→ **TASK INSTRUCTIONS**
A: In the space debris comment thread, who is quoted saying that "We will not succeed alone"?
B: Do the following statements agree with the space debris comment thread? Answer yes or no for each, and quote the deciding words. (i) A commenter calls sending satellites to the Sun a good idea. (ii) A commenter suggests that a cloud of gas might slow down space debris. (iii) A commenter says the cost of cleanup should be part of the cost of launching.

→ **SELECTED EXCERPT**

Sigh. This really seems to be Rocket Science.

Sending junk to the Sun is about as economical as sending your town's junk to the top of mount McKinley.
TheDoctor
not rated yet Jul 12, 2012
that would mean that a company would want to pay to remove space debris -- where is the ecomonic incentive... who would have the money and be willing to pay for it -- in theory most satelittes are USA in origin and should be grounded by the USA

The way some companies are lowing the cost of space operations, there could be opportunities in the not to distant future for governments for example the USA and also the owners of sattelites to pay a fee for removal.
As far as sending junk to the sun; not feasible today, however in the future, who knows?
GSwift7
2.4 / 5 (5) Jul 12, 2012
As ESA Director General Jean-Jacques Dordain says We will not succeed alone; we will need everyones help. The entire space sector has to be with us.


I wonder if there will ever be a world-wide governing body to regulate space commerce? There really should be some kind of fund set up to handle situations like envisat. If there were something like an insurance fund set up to pay for the disposal of old equipment and cleanup of debris then surely companies like SpaceX would already be bidding for the cleanup work. The cost of cleanup should be included in the cost of launching anything. It would be a real mess trying to get everyone to agree to it though. Agencies with more accidents should pay more, but who decides how much? It would eventually lead to law suits over liability, just like you see with automobile insurance or anything else where a lawyer thinks he can make a buck.
italba
2 / 5 (4) Jul 12, 2012
We can send junk in a black hole, in the future, who knows? Seriously, maybe a cloud of gas could slow down space debris and make them fall back to the earth.
Nydoc
5 / 5 (1) Jul 12, 2012
It would be great if we had satellites that were designed to catch and deorbit other satellites. Like this: http://www.tether...gies.pdf
GSwift7
3.7 / 5 (3) Jul 12, 2012
Another way to help reduce the number of individual objects floating around would be to group satellites together on some kind of central platform. They could share services such as power supply and data storage/transmission and it creates a one-stop point of call for resupply, service and decomissioning missions.

As for the sun, that's a horrible idea. Satellites just need to be built in such a way that they are safe to burn up in the Earth's atmosphere. Design them so that they come apart in a predictable way and use materials that don't rain bits of radioactive poison down on us. I would bet that top secret government spacecraft are already built to ensure they do not survive re-entry, though it wouldn't be 100 percent every time.
Deathclock
2.3 / 5 (3) Jul 12, 2012
There are two approaches that I see, methods that would ground ALL satellites indiscriminately, and methods that would only ground selected satellites... Obviously the former would be easier but less desirable, and the later would be more desirable but much more difficult, as it usually goes...
Eoprime
not rated yet Jul 12, 2012
Another way to help reduce the number of individual objects floating around would be to group satellites together on some kind of central platform. They ...

→ **RAW DATA**
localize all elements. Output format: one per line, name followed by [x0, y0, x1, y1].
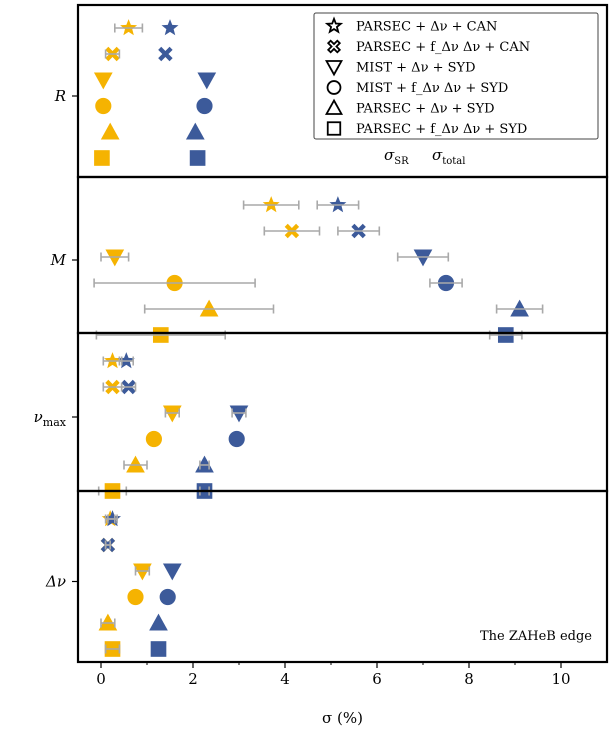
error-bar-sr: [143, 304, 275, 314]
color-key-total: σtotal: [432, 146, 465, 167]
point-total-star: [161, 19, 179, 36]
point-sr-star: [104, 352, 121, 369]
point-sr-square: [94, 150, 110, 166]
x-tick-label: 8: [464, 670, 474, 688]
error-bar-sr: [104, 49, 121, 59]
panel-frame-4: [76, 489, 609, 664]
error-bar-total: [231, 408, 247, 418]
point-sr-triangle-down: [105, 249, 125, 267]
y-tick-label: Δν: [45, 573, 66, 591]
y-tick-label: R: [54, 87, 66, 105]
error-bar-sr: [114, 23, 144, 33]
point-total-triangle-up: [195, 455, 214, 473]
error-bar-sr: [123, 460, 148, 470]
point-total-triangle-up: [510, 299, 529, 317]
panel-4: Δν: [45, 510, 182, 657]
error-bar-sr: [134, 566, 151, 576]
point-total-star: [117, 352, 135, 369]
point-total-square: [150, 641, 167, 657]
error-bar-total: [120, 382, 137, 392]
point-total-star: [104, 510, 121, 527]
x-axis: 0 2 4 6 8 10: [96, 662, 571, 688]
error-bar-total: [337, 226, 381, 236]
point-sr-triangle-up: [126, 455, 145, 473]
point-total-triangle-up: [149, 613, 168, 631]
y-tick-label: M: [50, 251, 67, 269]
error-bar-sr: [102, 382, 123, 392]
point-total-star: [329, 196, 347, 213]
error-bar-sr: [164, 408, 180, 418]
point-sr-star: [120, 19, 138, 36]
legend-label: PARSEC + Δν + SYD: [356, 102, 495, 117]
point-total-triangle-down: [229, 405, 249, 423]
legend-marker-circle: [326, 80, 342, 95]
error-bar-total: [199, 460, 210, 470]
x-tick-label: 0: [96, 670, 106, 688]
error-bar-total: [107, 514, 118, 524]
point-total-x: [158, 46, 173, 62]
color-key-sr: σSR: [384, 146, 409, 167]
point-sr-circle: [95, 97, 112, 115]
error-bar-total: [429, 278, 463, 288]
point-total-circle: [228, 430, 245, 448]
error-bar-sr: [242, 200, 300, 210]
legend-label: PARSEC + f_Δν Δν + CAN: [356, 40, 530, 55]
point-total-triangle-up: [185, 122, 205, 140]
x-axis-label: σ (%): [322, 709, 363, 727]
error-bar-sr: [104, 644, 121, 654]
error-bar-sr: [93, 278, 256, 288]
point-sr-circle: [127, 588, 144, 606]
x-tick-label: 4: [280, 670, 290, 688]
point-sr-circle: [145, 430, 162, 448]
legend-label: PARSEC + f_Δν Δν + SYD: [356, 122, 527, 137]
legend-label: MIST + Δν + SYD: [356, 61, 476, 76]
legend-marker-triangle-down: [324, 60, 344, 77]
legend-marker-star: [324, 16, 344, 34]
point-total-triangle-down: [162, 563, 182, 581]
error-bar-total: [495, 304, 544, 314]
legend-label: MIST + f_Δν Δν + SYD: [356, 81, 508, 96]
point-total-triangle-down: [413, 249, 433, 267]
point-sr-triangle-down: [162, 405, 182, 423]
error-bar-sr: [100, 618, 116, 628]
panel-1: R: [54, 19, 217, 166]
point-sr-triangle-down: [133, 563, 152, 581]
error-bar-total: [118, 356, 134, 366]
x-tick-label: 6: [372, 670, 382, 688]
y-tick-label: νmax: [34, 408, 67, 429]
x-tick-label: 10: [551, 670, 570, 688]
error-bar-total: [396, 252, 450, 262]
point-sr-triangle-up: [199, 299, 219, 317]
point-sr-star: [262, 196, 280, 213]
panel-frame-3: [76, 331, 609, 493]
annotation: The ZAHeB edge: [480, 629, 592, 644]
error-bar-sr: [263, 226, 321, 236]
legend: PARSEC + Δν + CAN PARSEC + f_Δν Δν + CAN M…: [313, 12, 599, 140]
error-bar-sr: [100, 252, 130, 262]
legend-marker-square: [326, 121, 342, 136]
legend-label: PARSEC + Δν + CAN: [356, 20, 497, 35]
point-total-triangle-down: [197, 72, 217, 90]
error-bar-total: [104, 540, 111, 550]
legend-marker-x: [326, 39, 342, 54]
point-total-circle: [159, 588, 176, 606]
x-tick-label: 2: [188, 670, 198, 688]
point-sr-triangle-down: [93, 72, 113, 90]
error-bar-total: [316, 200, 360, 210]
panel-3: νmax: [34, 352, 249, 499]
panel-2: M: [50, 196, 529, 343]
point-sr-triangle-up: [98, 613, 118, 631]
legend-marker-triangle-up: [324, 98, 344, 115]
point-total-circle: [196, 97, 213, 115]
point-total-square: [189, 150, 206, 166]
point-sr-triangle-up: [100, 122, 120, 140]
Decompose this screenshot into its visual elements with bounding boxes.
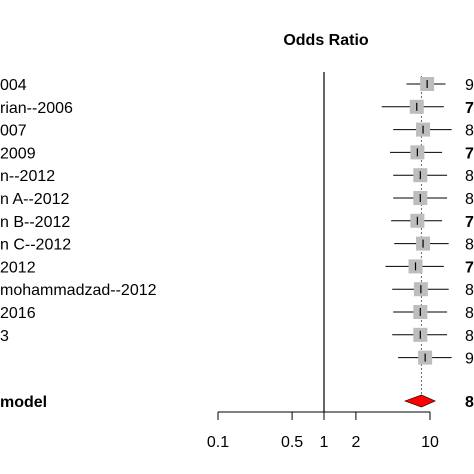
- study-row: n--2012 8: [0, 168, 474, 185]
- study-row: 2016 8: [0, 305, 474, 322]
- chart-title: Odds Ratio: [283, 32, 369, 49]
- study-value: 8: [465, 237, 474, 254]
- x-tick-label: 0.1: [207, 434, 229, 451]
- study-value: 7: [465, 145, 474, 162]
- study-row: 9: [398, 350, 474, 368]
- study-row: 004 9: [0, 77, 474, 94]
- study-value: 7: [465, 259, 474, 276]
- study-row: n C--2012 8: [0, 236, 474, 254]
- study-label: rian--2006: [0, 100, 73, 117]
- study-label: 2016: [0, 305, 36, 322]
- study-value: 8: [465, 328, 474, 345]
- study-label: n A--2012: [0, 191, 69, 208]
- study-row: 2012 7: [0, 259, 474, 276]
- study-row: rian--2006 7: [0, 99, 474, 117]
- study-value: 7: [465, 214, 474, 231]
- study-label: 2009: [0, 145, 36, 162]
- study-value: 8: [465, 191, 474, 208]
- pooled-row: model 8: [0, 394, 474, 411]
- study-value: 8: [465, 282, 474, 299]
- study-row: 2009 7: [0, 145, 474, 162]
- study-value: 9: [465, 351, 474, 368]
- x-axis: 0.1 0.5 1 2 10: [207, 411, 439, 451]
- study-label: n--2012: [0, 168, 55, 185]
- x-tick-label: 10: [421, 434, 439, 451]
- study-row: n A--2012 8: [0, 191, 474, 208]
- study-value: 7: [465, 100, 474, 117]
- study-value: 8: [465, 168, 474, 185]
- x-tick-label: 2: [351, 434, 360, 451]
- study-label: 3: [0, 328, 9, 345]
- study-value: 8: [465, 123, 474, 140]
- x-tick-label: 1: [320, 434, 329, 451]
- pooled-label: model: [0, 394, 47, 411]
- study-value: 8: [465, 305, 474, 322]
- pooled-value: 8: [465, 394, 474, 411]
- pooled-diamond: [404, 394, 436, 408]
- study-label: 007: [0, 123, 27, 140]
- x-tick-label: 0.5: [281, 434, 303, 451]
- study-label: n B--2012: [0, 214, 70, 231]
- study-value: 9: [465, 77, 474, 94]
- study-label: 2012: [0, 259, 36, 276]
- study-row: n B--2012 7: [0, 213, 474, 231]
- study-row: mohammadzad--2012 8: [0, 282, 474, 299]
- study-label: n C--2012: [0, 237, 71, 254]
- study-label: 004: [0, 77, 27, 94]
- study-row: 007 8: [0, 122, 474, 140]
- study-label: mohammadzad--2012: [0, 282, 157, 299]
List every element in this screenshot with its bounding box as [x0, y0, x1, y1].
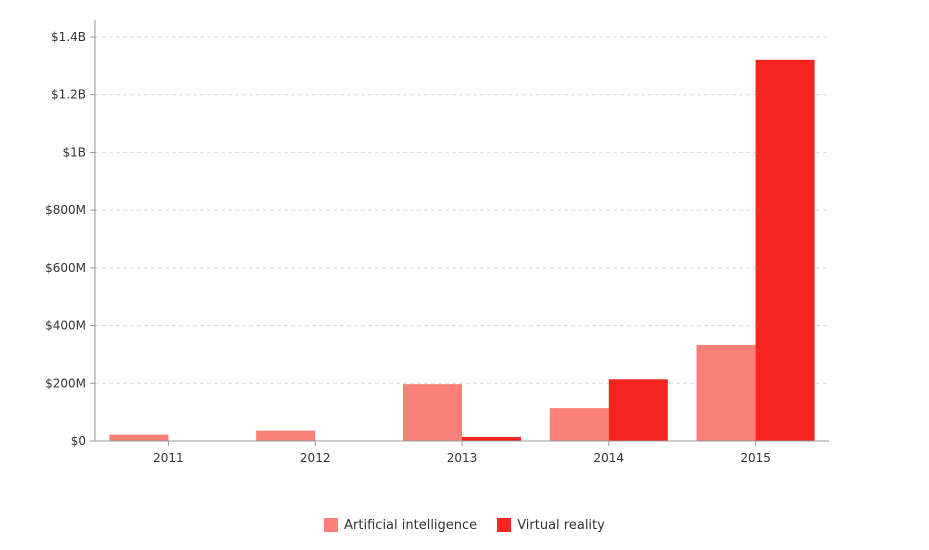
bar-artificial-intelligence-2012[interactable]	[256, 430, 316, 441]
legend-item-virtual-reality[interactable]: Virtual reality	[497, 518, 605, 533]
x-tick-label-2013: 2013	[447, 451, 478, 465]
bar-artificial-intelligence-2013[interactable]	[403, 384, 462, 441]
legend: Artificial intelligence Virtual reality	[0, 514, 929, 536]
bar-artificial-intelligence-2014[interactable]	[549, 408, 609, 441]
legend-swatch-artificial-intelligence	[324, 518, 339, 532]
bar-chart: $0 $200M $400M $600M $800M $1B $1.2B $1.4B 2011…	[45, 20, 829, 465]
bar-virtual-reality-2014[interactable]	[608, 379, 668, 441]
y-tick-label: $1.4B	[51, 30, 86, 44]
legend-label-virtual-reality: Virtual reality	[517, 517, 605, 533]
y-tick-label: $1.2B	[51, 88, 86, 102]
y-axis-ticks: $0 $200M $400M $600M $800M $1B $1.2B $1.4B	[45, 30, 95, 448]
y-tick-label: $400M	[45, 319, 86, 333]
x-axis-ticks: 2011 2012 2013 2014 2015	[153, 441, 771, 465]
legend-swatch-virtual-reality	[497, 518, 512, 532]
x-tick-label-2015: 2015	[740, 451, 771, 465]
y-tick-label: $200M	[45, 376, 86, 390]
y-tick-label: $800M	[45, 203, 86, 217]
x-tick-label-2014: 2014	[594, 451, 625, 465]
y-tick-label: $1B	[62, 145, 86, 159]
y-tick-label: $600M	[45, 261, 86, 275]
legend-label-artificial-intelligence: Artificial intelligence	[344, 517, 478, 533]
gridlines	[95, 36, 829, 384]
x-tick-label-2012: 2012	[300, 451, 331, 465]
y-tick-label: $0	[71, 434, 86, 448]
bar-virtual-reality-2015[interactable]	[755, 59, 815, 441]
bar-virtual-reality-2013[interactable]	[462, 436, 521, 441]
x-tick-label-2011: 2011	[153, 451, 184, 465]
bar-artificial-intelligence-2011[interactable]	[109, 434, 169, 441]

→ **SOLVED PROBLEMS**
A: ESA Director General Jean-Jacques Dordain

B:
(i) No: "As for the sun, that's a horrible idea."
(ii) Yes: "maybe a cloud of gas could slow down space debris and make them fall back to the earth."
(iii) Yes: "The cost of cleanup should be included in the cost of launching anything."